### WHAT NEEDS TO BE DONE
Count the lines in the listing that contain the string "Started", matching case exactly, and reply with only that number.

### DATA FOR THIS EXERCISE

★ ★ ★ ★ ★

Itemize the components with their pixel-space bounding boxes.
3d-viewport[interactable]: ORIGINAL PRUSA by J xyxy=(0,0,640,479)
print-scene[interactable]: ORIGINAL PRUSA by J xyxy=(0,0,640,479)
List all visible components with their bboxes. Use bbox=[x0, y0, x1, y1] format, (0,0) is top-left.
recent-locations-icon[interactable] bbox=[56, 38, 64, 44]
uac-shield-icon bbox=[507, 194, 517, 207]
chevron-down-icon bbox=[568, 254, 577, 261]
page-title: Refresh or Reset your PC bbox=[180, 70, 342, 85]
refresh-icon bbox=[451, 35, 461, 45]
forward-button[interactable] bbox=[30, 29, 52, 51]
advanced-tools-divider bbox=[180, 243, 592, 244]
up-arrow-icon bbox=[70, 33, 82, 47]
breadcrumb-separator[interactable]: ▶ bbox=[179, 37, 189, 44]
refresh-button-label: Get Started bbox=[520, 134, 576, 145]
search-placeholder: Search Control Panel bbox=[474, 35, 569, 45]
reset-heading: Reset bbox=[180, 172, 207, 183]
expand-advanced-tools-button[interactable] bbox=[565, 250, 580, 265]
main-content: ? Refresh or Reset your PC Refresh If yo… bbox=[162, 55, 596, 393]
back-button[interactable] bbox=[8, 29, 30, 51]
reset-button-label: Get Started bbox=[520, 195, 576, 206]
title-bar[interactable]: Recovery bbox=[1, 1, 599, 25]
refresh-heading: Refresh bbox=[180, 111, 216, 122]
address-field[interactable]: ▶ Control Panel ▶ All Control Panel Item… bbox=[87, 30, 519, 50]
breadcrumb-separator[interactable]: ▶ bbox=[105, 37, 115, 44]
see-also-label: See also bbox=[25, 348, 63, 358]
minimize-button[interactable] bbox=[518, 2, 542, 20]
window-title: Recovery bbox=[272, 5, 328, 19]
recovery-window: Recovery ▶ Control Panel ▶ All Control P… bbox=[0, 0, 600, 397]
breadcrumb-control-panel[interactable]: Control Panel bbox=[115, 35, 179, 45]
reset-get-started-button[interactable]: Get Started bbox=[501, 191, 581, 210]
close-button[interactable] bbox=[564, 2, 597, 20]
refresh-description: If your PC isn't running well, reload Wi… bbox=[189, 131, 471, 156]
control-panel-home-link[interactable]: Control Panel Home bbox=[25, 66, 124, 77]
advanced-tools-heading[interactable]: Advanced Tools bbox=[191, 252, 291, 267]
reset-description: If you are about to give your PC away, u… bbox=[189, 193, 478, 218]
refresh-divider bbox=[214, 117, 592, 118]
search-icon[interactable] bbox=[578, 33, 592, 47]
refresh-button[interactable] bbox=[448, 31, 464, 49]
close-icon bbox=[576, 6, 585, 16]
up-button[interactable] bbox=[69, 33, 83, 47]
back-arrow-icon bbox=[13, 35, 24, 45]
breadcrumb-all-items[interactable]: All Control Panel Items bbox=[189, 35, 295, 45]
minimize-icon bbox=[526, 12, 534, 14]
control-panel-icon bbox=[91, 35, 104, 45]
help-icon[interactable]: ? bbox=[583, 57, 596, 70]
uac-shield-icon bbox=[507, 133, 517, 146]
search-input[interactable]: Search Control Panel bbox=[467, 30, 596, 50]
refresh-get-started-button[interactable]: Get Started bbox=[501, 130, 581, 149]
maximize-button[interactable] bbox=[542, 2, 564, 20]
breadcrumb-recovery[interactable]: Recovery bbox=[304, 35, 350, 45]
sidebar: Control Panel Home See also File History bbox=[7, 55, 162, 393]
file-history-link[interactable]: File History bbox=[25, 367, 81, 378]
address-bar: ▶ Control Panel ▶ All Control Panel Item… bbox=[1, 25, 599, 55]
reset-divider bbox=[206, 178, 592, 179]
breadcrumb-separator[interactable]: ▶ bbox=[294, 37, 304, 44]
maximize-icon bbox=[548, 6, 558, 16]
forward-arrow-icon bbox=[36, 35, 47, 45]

★ ★ ★ ★ ★

### RESPONSE TO THIS TASK
4